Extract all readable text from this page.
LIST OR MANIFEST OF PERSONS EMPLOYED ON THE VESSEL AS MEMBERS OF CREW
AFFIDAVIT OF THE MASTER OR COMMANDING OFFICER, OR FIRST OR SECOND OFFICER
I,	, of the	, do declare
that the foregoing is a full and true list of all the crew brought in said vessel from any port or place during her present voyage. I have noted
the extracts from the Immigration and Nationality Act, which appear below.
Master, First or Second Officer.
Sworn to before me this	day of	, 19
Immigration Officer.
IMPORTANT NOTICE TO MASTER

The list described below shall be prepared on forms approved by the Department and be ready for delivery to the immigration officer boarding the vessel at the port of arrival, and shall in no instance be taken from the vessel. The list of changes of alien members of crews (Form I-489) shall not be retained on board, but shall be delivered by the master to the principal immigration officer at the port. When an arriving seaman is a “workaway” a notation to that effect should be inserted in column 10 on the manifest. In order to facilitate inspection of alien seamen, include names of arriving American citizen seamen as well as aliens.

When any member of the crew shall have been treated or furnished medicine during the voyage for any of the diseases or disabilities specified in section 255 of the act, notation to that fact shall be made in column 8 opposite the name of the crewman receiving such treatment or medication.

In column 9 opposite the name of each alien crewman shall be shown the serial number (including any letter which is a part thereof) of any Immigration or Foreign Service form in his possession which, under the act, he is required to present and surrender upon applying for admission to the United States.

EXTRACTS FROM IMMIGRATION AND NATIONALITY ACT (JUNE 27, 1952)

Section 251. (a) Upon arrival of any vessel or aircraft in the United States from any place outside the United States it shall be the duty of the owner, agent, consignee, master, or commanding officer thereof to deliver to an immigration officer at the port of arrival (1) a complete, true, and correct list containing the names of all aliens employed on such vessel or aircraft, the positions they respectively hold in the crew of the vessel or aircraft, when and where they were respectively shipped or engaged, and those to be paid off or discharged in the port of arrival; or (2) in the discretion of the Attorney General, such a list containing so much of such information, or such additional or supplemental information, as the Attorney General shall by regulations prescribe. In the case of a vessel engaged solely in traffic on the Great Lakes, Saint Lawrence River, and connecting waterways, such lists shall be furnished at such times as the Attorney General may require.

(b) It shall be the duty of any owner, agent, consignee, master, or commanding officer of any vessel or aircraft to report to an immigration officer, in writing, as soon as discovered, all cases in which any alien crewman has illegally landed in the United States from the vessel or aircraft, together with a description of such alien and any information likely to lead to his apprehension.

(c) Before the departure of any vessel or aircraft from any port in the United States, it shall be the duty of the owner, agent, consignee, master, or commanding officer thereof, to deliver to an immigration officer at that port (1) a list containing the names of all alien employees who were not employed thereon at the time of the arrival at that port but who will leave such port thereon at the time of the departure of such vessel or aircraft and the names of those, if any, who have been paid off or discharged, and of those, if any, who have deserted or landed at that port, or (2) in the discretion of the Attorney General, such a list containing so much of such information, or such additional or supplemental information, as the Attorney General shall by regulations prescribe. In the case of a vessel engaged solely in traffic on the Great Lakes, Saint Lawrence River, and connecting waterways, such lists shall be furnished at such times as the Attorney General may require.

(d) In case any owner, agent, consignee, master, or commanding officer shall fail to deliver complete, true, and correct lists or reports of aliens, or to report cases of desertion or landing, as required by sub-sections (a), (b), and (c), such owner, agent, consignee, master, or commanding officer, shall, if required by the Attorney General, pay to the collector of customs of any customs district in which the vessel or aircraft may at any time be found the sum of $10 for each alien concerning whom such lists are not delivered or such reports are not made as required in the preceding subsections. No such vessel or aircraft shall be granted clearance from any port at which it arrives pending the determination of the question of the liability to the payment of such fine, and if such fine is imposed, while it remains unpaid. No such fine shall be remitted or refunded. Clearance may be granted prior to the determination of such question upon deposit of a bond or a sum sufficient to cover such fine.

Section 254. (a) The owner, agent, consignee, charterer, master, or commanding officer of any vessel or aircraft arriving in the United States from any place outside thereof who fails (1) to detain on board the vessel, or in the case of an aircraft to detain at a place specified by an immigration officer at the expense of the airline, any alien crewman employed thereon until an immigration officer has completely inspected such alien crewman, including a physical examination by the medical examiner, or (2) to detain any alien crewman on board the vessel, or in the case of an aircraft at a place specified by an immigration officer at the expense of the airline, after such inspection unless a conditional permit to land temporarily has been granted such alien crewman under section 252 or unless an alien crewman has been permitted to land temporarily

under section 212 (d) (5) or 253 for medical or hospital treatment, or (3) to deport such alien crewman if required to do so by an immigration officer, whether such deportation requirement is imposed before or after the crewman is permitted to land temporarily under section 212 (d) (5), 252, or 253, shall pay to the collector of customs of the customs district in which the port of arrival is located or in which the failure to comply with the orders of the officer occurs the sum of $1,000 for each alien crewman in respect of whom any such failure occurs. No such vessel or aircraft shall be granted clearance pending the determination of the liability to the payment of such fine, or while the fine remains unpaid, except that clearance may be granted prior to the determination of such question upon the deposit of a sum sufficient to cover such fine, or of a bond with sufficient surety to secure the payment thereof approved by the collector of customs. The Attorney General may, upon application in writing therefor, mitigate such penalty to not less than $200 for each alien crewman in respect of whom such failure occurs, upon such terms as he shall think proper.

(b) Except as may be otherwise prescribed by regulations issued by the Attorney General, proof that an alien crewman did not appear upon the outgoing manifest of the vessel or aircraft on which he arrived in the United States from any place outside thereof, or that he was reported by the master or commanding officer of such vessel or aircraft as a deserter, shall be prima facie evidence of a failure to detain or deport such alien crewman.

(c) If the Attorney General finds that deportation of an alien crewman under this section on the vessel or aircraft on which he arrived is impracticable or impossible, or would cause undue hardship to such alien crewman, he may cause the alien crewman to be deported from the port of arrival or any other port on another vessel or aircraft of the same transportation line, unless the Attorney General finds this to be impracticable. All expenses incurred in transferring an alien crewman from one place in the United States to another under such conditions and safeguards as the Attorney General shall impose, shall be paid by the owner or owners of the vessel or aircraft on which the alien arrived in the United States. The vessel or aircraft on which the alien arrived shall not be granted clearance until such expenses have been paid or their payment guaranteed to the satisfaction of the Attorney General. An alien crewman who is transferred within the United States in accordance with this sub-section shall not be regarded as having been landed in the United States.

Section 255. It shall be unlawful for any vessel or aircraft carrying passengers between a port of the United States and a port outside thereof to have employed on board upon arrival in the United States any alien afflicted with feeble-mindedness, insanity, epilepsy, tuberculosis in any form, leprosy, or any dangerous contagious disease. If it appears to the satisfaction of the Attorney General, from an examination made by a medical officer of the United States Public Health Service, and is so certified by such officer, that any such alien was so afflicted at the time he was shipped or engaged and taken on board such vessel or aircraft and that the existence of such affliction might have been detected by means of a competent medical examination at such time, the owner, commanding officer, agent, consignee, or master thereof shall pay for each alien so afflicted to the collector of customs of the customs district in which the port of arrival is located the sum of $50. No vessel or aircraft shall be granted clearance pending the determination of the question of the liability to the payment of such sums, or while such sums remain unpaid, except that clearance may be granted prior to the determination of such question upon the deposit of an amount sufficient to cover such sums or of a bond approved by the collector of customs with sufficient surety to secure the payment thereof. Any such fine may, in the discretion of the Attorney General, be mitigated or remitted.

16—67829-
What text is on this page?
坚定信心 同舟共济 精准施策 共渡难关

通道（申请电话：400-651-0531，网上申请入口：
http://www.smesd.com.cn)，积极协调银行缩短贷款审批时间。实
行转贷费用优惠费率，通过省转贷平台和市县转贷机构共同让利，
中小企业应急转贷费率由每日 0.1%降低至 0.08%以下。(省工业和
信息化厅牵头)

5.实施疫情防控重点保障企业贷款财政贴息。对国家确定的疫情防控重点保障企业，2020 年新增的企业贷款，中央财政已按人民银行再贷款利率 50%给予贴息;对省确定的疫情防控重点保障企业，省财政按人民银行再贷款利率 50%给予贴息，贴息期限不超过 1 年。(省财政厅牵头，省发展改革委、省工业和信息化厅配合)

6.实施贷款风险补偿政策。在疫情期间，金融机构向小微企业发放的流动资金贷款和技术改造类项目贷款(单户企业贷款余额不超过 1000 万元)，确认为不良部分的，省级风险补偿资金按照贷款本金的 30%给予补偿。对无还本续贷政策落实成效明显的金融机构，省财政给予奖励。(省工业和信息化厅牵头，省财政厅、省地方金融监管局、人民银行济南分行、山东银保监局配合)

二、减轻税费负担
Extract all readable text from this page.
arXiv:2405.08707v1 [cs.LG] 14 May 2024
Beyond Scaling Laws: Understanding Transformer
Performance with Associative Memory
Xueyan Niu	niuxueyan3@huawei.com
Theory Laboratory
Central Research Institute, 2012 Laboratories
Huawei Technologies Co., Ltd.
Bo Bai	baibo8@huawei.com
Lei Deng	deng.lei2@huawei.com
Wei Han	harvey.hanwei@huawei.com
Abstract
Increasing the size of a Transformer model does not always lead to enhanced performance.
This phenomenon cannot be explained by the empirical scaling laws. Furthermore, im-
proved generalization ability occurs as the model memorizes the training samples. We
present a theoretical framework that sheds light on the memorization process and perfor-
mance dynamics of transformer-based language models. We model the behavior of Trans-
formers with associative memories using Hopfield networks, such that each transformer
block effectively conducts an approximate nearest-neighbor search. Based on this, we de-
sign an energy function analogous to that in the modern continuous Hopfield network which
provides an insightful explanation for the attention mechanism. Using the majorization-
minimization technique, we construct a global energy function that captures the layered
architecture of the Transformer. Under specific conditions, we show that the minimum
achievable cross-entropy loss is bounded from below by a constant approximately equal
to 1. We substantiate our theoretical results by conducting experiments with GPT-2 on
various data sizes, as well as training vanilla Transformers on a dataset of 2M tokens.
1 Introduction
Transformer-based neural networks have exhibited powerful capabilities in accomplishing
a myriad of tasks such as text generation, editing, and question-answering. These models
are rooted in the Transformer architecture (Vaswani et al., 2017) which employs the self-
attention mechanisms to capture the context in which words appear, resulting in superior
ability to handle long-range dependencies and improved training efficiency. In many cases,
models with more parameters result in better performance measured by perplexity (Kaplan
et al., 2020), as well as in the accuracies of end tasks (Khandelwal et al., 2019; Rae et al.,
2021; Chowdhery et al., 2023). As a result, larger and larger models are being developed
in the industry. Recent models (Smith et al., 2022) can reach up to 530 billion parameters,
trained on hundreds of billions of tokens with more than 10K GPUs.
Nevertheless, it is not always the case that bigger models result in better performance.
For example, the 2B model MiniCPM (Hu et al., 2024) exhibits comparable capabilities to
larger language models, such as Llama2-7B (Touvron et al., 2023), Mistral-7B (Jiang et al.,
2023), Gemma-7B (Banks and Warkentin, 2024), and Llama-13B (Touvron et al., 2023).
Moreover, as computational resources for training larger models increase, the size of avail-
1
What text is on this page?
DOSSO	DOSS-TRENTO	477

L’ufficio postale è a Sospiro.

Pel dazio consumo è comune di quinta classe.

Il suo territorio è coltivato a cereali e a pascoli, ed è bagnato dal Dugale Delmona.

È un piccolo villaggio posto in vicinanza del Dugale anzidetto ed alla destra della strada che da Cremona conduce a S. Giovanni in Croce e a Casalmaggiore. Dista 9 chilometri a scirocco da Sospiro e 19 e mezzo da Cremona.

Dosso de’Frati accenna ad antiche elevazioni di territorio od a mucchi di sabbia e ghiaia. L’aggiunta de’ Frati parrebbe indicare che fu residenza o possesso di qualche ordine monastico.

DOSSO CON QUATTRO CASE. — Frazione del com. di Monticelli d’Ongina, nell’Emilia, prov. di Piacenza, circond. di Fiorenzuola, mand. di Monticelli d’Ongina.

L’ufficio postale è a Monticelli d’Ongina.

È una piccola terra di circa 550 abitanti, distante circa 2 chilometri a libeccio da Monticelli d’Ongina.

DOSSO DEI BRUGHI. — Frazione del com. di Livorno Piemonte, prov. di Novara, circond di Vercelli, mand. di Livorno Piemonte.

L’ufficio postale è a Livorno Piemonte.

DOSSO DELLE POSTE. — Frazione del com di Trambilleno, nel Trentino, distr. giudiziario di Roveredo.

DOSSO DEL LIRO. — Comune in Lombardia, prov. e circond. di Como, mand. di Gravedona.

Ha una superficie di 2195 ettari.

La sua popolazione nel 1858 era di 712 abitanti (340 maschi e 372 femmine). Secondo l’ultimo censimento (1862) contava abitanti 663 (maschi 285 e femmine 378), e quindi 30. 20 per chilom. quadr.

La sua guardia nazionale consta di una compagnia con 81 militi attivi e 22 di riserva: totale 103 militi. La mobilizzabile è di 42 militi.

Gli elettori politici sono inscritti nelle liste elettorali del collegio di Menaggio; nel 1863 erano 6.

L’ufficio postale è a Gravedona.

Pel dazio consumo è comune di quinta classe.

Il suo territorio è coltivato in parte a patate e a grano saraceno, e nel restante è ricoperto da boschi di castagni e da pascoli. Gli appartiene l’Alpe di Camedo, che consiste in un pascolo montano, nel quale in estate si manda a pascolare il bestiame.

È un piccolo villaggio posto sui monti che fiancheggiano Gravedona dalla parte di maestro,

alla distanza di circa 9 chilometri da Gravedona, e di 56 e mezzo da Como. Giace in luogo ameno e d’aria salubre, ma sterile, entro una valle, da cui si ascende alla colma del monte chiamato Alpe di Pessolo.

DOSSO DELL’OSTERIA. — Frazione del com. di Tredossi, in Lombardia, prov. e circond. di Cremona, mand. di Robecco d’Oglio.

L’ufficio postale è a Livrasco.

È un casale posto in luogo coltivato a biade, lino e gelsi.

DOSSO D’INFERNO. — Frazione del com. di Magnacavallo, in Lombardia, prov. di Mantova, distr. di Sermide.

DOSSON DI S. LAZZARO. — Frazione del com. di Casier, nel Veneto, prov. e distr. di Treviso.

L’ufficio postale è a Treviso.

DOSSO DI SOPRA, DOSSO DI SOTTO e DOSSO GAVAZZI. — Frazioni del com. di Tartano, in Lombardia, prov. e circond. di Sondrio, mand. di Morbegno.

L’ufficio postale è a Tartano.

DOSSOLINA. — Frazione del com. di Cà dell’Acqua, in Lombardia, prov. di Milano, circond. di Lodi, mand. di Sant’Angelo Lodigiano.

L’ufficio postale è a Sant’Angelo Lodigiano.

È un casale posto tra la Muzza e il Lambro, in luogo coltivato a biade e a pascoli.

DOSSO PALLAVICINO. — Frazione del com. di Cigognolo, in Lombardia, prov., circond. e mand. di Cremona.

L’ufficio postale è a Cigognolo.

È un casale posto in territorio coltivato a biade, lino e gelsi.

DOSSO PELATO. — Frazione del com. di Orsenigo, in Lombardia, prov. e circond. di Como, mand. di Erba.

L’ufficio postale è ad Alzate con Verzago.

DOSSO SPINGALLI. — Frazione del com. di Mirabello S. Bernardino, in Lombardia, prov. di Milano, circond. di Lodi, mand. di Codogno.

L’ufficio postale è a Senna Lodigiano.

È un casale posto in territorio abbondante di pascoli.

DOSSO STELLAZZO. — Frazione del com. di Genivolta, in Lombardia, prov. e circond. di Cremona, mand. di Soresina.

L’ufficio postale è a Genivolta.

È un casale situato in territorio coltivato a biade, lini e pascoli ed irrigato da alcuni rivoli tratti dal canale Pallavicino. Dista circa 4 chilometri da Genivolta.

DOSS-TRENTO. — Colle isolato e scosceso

▸ **The task**
Tally how many lines of the material contain the word "TRENTO". The answer must be the number and nothing else.

▸ **Task response**
2